### Goal
Wherever a line in the data below holds "JSON", copy that line.
[BEGIN Records provided]
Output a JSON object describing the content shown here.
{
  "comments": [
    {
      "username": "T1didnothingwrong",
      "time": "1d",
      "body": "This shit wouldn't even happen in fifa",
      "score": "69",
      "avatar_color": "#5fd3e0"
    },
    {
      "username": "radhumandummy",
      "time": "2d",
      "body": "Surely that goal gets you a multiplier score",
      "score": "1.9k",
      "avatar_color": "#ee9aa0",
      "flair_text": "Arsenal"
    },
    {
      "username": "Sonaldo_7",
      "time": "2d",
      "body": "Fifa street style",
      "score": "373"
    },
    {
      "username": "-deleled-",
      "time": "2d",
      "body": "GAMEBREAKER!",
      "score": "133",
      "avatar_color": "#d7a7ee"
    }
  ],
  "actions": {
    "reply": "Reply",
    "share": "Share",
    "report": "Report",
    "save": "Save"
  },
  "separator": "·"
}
[END Records provided]
[BEGIN Records provided]
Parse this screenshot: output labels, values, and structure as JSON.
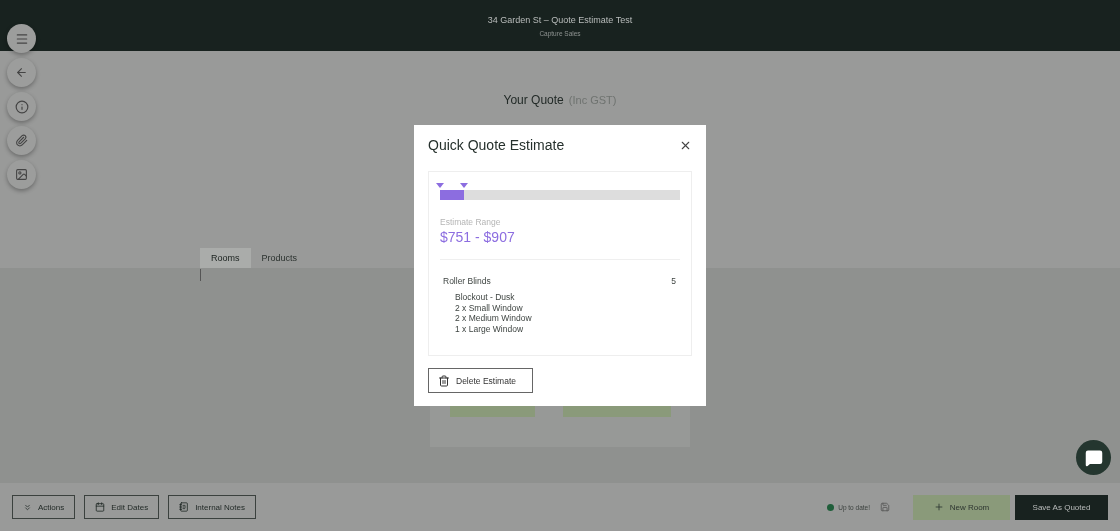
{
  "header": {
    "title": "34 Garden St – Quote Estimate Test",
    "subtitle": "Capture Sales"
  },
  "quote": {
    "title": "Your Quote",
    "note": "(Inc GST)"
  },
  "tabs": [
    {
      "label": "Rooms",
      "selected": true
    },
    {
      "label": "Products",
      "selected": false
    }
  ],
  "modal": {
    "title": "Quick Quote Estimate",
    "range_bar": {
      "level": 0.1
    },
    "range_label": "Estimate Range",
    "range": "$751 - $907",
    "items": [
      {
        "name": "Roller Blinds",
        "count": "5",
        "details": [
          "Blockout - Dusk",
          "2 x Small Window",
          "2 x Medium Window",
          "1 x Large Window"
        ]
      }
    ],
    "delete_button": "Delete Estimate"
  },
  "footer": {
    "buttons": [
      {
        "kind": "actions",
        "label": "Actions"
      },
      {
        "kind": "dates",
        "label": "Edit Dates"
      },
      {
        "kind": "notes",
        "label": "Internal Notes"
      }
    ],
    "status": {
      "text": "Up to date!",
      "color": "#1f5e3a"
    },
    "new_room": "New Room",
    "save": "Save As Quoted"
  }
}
[END Records provided]
[BEGIN Records provided]
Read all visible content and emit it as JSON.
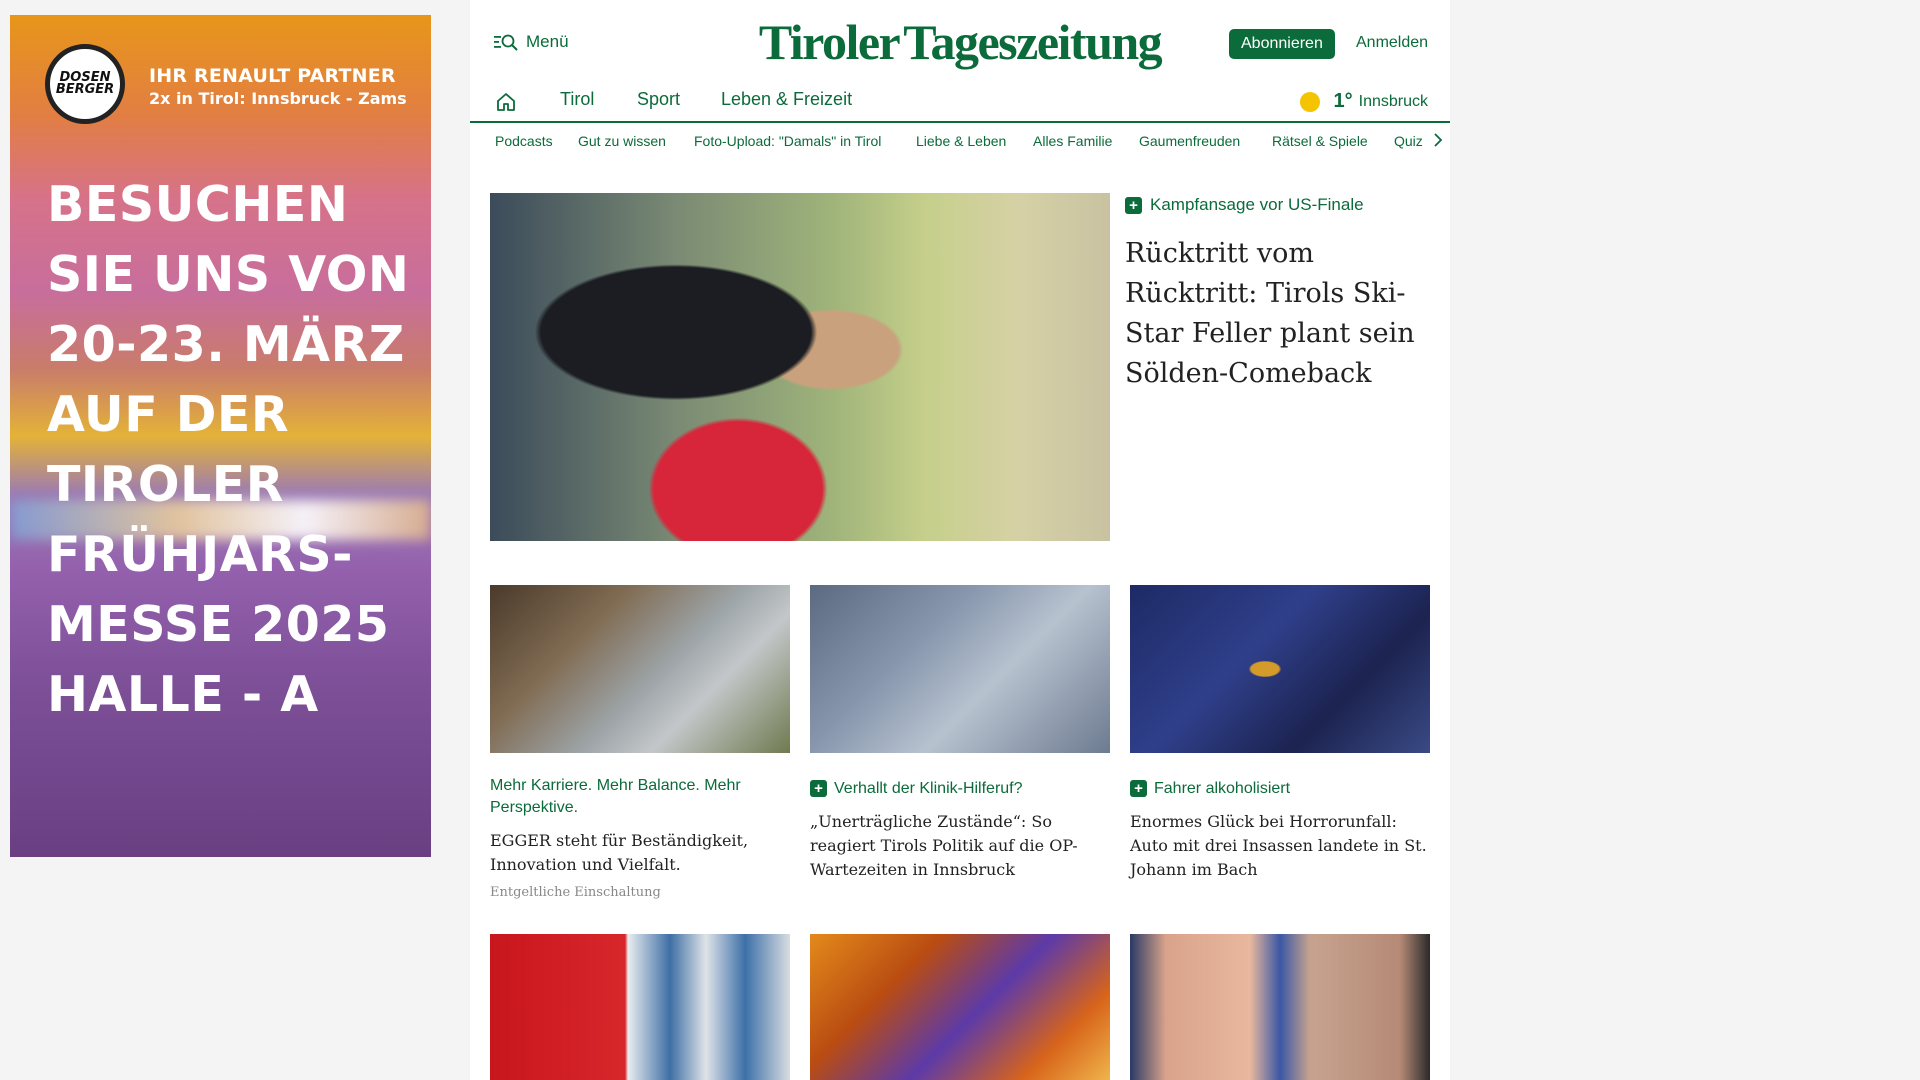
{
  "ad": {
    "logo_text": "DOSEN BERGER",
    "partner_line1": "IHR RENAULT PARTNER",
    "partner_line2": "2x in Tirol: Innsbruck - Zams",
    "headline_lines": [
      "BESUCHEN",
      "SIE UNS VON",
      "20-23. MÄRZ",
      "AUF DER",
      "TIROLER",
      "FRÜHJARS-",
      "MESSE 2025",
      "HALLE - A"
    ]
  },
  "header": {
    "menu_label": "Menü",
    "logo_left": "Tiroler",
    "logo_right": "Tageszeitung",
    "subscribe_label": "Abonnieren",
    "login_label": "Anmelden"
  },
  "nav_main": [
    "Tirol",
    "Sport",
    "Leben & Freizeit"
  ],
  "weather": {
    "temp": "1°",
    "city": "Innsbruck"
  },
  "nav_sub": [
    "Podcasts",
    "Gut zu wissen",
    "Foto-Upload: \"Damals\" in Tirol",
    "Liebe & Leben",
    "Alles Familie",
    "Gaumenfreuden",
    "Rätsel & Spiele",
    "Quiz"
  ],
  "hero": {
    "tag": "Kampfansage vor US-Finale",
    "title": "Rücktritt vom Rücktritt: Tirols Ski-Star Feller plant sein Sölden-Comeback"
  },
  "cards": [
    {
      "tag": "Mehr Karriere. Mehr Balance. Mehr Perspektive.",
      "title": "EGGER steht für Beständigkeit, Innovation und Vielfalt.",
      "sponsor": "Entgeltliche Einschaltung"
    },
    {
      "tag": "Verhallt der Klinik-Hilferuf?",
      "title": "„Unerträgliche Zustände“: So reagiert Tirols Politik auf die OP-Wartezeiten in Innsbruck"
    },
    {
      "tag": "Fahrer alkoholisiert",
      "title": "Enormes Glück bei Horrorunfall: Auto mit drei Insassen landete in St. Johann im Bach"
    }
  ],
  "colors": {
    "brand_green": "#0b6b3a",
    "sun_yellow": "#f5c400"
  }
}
[END Records provided]
### Finished answer
Output a JSON object describing the content shown here.
Parse this screenshot: output labels, values, and structure as JSON.
Read all visible content and emit it as JSON.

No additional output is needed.